Display each line of the listing below that contains the string "point", matching case exactly.

--- Begin INPUT DATA ---

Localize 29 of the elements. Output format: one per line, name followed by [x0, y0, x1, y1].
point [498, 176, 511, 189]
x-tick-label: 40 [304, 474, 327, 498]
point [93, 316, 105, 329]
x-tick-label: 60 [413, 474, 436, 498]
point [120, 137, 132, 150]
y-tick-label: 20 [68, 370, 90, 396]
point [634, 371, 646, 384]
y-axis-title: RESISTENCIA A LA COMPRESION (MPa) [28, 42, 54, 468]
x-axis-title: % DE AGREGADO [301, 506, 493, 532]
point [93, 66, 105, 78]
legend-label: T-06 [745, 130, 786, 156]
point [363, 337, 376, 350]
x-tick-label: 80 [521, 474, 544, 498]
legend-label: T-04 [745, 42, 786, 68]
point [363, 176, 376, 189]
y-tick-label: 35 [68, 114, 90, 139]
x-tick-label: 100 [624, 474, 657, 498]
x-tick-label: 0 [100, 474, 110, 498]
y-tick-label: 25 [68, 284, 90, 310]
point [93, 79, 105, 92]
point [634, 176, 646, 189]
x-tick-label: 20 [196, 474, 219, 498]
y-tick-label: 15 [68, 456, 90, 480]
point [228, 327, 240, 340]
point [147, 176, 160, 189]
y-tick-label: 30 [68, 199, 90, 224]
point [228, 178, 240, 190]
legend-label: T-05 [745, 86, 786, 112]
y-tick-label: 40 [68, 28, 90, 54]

--- End INPUT DATA ---

• EXERCISE ANSWER:
point [498, 176, 511, 189]
point [93, 316, 105, 329]
point [120, 137, 132, 150]
point [634, 371, 646, 384]
point [93, 66, 105, 78]
point [363, 337, 376, 350]
point [363, 176, 376, 189]
point [93, 79, 105, 92]
point [634, 176, 646, 189]
point [228, 327, 240, 340]
point [147, 176, 160, 189]
point [228, 178, 240, 190]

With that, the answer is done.